Extract, from the records beneath this instruction, each line that contains the word "labels".

[Dataset entries on figures]
******

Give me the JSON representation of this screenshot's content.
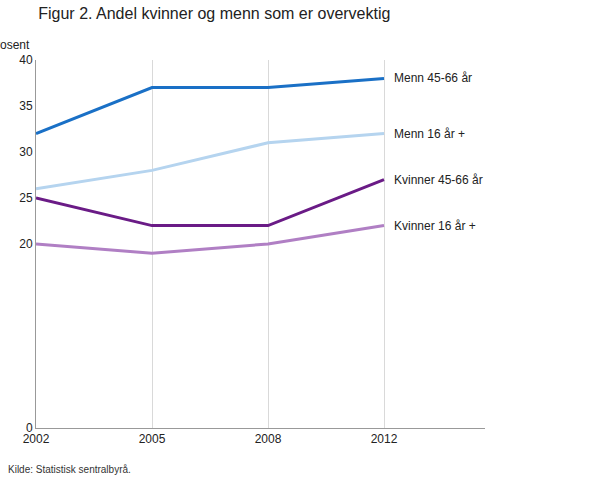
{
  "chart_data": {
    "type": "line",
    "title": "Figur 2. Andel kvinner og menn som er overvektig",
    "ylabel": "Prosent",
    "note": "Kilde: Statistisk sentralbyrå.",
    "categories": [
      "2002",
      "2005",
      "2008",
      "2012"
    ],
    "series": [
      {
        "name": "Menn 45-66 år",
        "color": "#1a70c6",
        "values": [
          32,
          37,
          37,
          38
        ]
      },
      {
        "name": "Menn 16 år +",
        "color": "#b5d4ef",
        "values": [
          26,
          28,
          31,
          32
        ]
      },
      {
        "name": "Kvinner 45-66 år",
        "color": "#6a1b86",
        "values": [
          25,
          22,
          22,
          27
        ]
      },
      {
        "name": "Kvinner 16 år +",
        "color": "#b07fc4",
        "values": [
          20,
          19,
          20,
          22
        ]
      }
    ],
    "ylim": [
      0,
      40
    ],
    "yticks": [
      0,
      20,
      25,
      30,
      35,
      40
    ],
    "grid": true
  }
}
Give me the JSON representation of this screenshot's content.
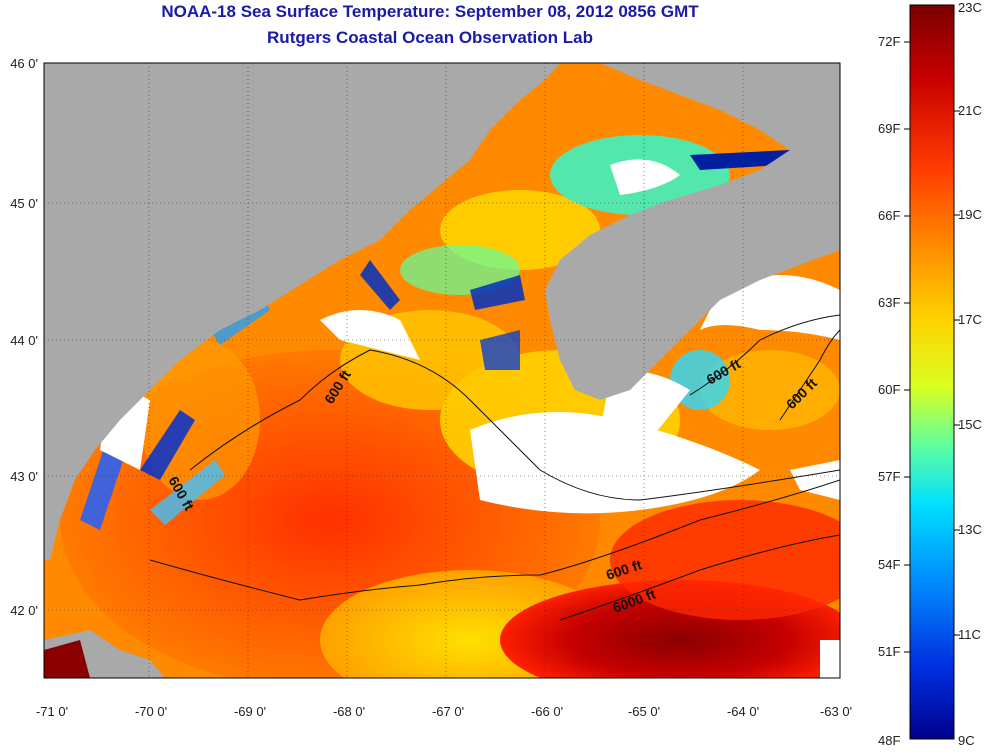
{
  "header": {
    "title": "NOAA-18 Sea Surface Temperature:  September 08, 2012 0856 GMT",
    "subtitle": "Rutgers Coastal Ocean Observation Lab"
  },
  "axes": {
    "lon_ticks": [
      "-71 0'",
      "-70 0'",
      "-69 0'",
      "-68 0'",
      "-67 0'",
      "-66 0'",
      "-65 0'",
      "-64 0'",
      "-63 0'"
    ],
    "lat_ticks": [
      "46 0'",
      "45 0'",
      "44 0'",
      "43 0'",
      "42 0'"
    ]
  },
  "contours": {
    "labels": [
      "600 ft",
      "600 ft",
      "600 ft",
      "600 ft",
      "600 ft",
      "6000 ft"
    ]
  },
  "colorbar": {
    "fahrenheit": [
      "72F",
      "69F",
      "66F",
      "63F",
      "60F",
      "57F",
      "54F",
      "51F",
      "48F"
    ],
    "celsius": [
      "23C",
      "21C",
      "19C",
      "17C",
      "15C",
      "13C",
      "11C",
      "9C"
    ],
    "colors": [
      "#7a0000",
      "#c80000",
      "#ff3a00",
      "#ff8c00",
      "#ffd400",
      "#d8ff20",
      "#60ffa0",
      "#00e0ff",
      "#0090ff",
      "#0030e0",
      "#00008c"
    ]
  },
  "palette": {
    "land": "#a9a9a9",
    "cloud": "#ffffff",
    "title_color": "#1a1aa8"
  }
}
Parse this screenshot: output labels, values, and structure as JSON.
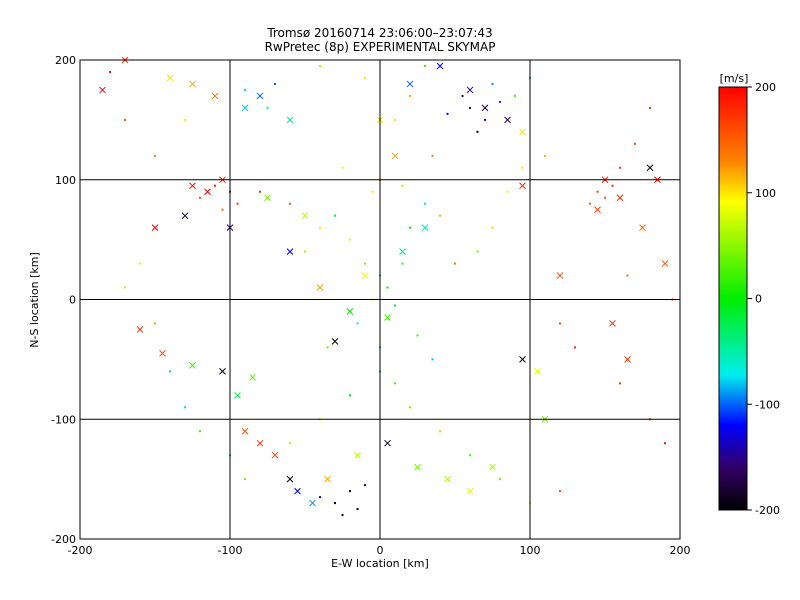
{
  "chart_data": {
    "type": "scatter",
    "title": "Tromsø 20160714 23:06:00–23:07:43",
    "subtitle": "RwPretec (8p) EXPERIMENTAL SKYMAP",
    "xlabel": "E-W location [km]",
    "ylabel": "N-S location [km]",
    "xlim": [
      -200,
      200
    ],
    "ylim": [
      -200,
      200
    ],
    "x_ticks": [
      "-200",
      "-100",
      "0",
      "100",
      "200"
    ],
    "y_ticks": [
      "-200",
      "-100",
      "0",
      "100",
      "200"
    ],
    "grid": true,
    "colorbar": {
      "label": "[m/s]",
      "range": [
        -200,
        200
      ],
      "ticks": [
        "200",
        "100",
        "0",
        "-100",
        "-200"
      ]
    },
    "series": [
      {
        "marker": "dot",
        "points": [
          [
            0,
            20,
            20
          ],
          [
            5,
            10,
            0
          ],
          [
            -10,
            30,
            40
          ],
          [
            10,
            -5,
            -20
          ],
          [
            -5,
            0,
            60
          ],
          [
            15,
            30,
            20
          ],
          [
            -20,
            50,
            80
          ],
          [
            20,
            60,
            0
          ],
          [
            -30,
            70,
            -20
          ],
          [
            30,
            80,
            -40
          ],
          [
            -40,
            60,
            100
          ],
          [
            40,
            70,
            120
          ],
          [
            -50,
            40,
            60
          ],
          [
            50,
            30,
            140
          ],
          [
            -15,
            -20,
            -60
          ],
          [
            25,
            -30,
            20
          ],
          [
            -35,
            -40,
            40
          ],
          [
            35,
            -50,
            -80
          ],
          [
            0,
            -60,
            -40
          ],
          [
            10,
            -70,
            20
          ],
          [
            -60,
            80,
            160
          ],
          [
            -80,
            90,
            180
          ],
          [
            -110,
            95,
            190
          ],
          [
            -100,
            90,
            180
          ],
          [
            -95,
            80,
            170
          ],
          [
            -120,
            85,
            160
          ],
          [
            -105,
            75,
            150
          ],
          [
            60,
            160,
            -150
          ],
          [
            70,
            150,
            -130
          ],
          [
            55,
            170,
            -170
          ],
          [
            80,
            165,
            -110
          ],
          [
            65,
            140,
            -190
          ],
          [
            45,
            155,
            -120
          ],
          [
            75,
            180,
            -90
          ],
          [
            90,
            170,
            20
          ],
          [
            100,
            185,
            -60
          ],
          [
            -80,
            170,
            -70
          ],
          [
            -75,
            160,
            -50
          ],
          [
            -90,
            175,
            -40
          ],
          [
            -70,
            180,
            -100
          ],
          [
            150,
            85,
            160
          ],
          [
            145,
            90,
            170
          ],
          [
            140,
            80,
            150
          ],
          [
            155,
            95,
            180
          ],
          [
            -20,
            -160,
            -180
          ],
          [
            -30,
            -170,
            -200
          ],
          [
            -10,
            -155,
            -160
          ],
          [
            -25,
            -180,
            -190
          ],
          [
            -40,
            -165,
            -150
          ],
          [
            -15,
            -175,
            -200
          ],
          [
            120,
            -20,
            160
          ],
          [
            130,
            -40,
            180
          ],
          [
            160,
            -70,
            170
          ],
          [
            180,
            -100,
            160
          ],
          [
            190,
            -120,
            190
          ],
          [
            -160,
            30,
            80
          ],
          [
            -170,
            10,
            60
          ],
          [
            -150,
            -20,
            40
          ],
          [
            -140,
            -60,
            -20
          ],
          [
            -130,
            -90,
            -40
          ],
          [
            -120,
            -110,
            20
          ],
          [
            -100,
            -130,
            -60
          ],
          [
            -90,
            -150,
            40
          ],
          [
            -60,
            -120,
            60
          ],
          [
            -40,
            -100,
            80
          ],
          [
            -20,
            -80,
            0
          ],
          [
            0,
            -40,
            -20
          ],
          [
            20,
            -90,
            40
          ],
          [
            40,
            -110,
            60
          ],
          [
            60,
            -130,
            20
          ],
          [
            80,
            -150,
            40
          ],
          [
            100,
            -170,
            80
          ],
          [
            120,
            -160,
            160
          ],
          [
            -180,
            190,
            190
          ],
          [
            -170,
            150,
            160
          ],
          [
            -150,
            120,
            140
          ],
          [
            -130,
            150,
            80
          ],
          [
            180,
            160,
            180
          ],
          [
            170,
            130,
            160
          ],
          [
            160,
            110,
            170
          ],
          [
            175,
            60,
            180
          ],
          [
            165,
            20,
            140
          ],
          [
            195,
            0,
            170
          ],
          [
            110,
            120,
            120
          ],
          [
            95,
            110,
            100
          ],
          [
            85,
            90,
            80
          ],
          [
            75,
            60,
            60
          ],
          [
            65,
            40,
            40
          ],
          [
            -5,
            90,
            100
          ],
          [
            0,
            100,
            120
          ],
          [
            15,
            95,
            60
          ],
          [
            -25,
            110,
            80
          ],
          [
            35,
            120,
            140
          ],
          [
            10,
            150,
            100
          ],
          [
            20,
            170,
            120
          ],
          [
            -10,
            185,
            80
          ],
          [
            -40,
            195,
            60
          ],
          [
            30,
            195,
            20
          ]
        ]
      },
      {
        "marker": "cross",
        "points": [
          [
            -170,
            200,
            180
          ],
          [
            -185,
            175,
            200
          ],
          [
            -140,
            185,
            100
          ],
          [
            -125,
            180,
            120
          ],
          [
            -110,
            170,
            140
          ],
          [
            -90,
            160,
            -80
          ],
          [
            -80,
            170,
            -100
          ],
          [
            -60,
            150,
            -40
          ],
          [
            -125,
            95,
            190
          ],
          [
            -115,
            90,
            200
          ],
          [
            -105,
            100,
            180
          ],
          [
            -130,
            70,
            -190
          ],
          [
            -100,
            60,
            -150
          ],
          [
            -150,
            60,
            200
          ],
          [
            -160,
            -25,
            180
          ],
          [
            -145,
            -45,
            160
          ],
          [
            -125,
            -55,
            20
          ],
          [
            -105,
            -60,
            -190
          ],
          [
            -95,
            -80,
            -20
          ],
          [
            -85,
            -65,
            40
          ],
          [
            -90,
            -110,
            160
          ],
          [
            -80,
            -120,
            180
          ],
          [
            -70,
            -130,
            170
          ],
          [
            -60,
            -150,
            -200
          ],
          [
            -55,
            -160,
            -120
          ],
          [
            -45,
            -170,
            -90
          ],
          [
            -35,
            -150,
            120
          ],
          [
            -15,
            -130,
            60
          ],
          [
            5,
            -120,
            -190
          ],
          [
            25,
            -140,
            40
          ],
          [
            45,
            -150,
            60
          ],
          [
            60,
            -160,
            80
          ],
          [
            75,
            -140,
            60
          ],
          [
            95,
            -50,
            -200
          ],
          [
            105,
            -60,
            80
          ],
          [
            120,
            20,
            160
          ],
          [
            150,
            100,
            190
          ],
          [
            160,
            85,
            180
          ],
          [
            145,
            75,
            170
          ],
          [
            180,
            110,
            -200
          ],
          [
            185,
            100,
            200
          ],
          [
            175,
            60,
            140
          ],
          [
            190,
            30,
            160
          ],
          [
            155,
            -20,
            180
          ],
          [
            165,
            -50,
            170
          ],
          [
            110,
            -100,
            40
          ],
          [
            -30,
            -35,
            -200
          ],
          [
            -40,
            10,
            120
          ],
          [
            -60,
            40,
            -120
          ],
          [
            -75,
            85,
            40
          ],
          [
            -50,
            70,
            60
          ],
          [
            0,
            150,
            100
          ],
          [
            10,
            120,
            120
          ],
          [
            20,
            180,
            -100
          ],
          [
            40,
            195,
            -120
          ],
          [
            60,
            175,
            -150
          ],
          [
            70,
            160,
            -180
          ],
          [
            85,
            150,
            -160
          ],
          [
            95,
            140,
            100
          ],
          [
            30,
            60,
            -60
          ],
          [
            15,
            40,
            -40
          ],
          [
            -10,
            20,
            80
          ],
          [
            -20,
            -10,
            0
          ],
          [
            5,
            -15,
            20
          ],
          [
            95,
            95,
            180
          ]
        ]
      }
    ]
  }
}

******

## SOLUTION
    "labels": [
Parse this screenshot: output labels, values, and structure as JSON.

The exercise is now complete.